◆ **WORK TO COMPLETE**: Reproduce the lines of the material exactly, excluding every image.

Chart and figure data
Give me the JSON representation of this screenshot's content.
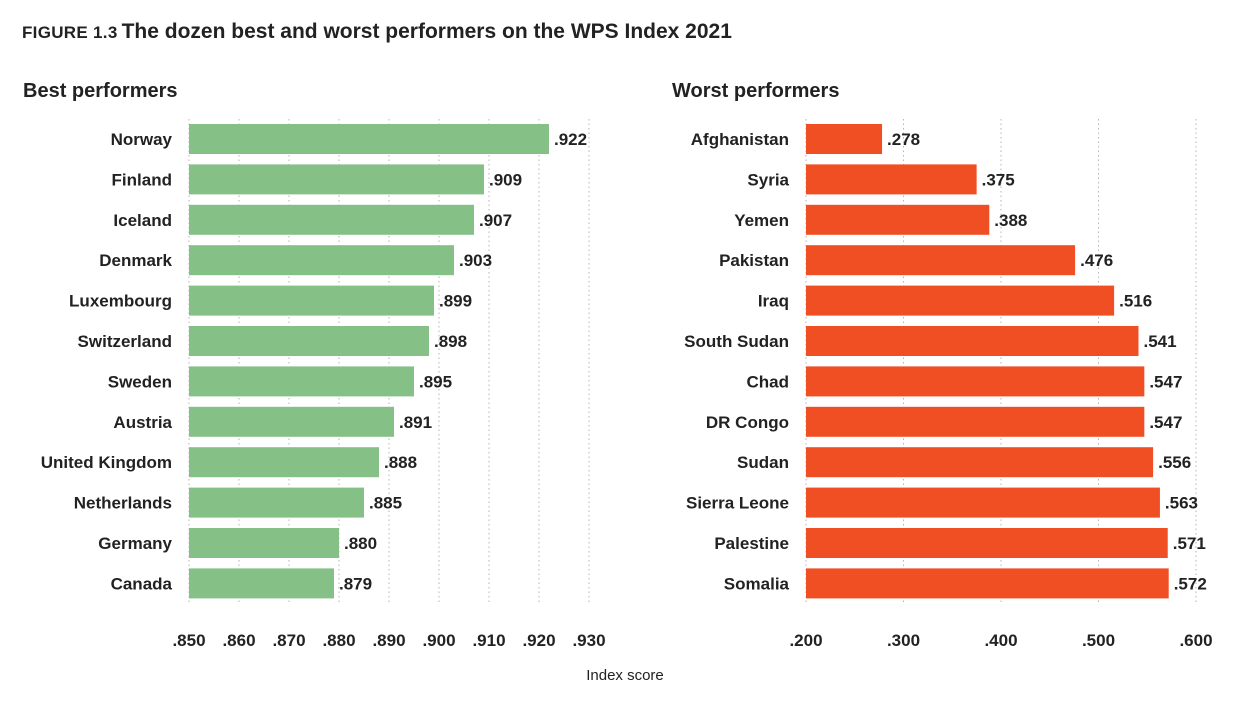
{
  "figure": {
    "label": "FIGURE 1.3",
    "title": "The dozen best and worst performers on the WPS Index 2021"
  },
  "chart_data": [
    {
      "type": "bar",
      "orientation": "horizontal",
      "title": "Best performers",
      "xlabel": "Index score",
      "color": "#85c087",
      "xlim": [
        0.85,
        0.93
      ],
      "ticks": [
        0.85,
        0.86,
        0.87,
        0.88,
        0.89,
        0.9,
        0.91,
        0.92,
        0.93
      ],
      "tick_labels": [
        ".850",
        ".860",
        ".870",
        ".880",
        ".890",
        ".900",
        ".910",
        ".920",
        ".930"
      ],
      "grid": true,
      "categories": [
        "Norway",
        "Finland",
        "Iceland",
        "Denmark",
        "Luxembourg",
        "Switzerland",
        "Sweden",
        "Austria",
        "United Kingdom",
        "Netherlands",
        "Germany",
        "Canada"
      ],
      "values": [
        0.922,
        0.909,
        0.907,
        0.903,
        0.899,
        0.898,
        0.895,
        0.891,
        0.888,
        0.885,
        0.88,
        0.879
      ],
      "value_labels": [
        ".922",
        ".909",
        ".907",
        ".903",
        ".899",
        ".898",
        ".895",
        ".891",
        ".888",
        ".885",
        ".880",
        ".879"
      ]
    },
    {
      "type": "bar",
      "orientation": "horizontal",
      "title": "Worst performers",
      "xlabel": "Index score",
      "color": "#f04e23",
      "xlim": [
        0.2,
        0.6
      ],
      "ticks": [
        0.2,
        0.3,
        0.4,
        0.5,
        0.6
      ],
      "tick_labels": [
        ".200",
        ".300",
        ".400",
        ".500",
        ".600"
      ],
      "grid": true,
      "categories": [
        "Afghanistan",
        "Syria",
        "Yemen",
        "Pakistan",
        "Iraq",
        "South Sudan",
        "Chad",
        "DR Congo",
        "Sudan",
        "Sierra Leone",
        "Palestine",
        "Somalia"
      ],
      "values": [
        0.278,
        0.375,
        0.388,
        0.476,
        0.516,
        0.541,
        0.547,
        0.547,
        0.556,
        0.563,
        0.571,
        0.572
      ],
      "value_labels": [
        ".278",
        ".375",
        ".388",
        ".476",
        ".516",
        ".541",
        ".547",
        ".547",
        ".556",
        ".563",
        ".571",
        ".572"
      ]
    }
  ],
  "axis_title": "Index score"
}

◆ **WRITTEN SOLUTION**:
Give me the JSON representation of this screenshot's content.
{
  "figure": {
    "label": "FIGURE 1.3",
    "title": "The dozen best and worst performers on the WPS Index 2021"
  },
  "chart_data": [
    {
      "type": "bar",
      "orientation": "horizontal",
      "title": "Best performers",
      "xlabel": "Index score",
      "color": "#85c087",
      "xlim": [
        0.85,
        0.93
      ],
      "ticks": [
        0.85,
        0.86,
        0.87,
        0.88,
        0.89,
        0.9,
        0.91,
        0.92,
        0.93
      ],
      "tick_labels": [
        ".850",
        ".860",
        ".870",
        ".880",
        ".890",
        ".900",
        ".910",
        ".920",
        ".930"
      ],
      "grid": true,
      "categories": [
        "Norway",
        "Finland",
        "Iceland",
        "Denmark",
        "Luxembourg",
        "Switzerland",
        "Sweden",
        "Austria",
        "United Kingdom",
        "Netherlands",
        "Germany",
        "Canada"
      ],
      "values": [
        0.922,
        0.909,
        0.907,
        0.903,
        0.899,
        0.898,
        0.895,
        0.891,
        0.888,
        0.885,
        0.88,
        0.879
      ],
      "value_labels": [
        ".922",
        ".909",
        ".907",
        ".903",
        ".899",
        ".898",
        ".895",
        ".891",
        ".888",
        ".885",
        ".880",
        ".879"
      ]
    },
    {
      "type": "bar",
      "orientation": "horizontal",
      "title": "Worst performers",
      "xlabel": "Index score",
      "color": "#f04e23",
      "xlim": [
        0.2,
        0.6
      ],
      "ticks": [
        0.2,
        0.3,
        0.4,
        0.5,
        0.6
      ],
      "tick_labels": [
        ".200",
        ".300",
        ".400",
        ".500",
        ".600"
      ],
      "grid": true,
      "categories": [
        "Afghanistan",
        "Syria",
        "Yemen",
        "Pakistan",
        "Iraq",
        "South Sudan",
        "Chad",
        "DR Congo",
        "Sudan",
        "Sierra Leone",
        "Palestine",
        "Somalia"
      ],
      "values": [
        0.278,
        0.375,
        0.388,
        0.476,
        0.516,
        0.541,
        0.547,
        0.547,
        0.556,
        0.563,
        0.571,
        0.572
      ],
      "value_labels": [
        ".278",
        ".375",
        ".388",
        ".476",
        ".516",
        ".541",
        ".547",
        ".547",
        ".556",
        ".563",
        ".571",
        ".572"
      ]
    }
  ],
  "axis_title": "Index score"
}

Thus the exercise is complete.